**WHAT YOU HAVE TO DO**
Every line with the word "предельных" in it should be extracted from the data that follows.

**TASK MATERIAL**
──────

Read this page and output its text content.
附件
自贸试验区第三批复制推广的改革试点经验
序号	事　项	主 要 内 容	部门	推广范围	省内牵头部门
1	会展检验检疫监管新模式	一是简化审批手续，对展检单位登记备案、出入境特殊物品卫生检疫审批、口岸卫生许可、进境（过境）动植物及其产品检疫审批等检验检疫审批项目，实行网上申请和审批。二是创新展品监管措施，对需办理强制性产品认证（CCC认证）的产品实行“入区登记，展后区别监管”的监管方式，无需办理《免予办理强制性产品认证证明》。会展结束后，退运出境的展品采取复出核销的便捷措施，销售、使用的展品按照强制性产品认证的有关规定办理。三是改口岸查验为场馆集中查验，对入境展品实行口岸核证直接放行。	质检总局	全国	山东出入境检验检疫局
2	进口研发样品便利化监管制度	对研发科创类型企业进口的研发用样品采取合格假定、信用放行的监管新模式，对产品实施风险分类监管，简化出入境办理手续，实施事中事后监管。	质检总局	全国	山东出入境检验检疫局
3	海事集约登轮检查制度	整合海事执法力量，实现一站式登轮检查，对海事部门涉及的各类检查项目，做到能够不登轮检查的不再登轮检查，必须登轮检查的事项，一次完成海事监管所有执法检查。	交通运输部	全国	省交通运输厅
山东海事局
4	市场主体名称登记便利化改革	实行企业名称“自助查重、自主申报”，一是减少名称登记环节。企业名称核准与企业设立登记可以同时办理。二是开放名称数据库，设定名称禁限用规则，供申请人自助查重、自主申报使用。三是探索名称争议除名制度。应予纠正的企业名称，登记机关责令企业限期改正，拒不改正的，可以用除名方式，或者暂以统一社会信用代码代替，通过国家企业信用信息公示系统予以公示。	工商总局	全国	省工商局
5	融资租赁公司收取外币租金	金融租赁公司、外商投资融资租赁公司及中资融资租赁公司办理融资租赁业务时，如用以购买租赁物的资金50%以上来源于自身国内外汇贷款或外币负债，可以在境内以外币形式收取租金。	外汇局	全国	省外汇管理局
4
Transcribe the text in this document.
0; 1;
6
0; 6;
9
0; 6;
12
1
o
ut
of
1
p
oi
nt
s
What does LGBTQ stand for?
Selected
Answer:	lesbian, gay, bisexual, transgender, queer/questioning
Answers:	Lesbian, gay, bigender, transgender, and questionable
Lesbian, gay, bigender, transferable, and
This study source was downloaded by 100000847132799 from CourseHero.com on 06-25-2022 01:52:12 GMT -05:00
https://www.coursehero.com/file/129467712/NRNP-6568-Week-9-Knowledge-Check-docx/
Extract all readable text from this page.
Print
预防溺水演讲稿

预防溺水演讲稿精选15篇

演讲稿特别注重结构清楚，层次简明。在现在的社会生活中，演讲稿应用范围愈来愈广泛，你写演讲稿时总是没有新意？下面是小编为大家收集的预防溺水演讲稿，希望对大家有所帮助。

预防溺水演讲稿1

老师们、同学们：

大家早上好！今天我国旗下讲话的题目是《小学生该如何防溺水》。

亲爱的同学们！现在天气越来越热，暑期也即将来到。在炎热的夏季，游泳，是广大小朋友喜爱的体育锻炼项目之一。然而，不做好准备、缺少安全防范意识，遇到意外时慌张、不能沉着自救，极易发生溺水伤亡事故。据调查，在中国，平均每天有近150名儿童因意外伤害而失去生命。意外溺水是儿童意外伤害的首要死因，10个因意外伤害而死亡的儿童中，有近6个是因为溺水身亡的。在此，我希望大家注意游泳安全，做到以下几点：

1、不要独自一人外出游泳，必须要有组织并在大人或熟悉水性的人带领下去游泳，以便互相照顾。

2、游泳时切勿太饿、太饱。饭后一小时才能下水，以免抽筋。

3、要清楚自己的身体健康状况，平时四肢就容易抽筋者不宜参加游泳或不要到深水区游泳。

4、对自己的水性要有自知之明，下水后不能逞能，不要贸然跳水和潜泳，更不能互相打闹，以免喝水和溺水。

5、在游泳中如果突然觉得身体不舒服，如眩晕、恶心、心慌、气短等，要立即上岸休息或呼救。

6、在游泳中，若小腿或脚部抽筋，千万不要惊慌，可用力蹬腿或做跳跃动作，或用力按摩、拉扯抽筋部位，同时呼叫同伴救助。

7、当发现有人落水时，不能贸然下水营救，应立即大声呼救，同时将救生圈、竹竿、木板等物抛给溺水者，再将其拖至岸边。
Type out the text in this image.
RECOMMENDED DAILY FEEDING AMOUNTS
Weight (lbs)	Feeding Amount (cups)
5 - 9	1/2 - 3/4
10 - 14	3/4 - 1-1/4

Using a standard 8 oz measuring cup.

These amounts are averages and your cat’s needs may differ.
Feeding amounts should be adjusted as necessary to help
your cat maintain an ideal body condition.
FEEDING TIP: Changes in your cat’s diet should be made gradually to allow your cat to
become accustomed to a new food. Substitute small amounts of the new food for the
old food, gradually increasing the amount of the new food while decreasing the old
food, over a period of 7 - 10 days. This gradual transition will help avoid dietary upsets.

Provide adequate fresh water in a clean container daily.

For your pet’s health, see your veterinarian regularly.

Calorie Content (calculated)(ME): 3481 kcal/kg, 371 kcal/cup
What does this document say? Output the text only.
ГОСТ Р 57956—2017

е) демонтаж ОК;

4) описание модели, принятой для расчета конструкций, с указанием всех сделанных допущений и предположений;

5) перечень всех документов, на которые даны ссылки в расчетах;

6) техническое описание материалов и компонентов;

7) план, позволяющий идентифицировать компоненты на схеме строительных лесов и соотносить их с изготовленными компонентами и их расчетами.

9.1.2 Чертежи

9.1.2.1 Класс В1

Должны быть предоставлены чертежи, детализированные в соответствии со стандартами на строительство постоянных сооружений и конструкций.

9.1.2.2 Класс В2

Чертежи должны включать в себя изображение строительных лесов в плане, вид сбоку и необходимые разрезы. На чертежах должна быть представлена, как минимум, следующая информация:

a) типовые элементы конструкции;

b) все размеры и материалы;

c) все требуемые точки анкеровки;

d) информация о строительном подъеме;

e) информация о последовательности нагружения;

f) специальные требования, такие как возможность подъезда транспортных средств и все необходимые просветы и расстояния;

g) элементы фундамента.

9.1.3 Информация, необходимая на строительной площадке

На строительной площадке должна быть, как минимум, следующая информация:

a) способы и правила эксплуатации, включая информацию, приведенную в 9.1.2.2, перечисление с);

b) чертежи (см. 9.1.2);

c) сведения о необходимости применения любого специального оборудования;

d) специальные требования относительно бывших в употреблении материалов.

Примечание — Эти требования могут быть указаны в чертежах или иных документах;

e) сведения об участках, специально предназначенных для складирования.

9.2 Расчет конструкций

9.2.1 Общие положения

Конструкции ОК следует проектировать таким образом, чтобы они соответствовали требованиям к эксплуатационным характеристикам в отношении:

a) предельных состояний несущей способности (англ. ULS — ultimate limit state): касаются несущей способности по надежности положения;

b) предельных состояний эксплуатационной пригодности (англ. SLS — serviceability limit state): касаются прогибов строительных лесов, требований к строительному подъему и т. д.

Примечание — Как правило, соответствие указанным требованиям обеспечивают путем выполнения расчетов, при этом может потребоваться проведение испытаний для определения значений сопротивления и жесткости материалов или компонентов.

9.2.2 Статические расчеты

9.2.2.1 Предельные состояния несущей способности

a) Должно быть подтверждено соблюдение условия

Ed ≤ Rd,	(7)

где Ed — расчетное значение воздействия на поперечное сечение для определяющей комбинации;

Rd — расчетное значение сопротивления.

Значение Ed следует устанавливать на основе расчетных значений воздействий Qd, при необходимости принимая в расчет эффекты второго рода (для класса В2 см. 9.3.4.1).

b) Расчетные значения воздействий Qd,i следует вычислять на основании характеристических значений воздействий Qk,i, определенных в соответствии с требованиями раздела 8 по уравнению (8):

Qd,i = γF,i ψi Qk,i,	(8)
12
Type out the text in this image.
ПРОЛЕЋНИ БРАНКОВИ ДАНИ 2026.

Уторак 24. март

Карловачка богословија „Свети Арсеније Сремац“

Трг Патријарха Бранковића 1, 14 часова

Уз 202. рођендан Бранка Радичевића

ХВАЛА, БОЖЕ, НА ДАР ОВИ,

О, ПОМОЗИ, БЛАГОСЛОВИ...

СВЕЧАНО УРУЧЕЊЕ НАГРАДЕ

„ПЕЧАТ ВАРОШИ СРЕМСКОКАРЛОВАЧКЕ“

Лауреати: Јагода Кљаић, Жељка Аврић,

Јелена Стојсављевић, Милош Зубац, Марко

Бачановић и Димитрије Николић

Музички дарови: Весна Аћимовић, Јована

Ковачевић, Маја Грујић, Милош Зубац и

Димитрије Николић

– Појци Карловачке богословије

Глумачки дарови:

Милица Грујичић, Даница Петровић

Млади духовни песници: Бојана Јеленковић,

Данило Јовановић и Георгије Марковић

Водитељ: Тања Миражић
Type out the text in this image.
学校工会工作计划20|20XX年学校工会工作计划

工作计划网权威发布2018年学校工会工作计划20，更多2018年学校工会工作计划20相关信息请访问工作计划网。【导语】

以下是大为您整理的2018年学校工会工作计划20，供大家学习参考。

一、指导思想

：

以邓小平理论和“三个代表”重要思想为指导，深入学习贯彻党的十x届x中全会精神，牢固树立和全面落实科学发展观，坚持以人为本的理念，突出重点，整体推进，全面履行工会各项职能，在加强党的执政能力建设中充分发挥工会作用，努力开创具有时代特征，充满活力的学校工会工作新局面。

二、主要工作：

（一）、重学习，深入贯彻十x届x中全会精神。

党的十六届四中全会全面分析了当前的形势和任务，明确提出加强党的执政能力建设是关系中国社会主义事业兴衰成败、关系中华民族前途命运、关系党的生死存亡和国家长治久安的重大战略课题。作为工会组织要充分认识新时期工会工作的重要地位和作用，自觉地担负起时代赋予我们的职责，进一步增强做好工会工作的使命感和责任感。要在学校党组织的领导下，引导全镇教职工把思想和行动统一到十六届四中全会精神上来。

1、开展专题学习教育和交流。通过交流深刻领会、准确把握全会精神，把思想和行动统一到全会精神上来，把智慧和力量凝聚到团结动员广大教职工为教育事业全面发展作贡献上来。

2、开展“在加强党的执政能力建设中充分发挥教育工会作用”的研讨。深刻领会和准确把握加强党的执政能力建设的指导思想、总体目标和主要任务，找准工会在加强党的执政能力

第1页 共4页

──────

**OUTPUT OF THE TASK**
a) предельных состояний несущей способности (англ. ULS — ultimate limit state): касаются несущей способности по надежности положения;
b) предельных состояний эксплуатационной пригодности (англ. SLS — serviceability limit state): касаются прогибов строительных лесов, требований к строительному подъему и т. д.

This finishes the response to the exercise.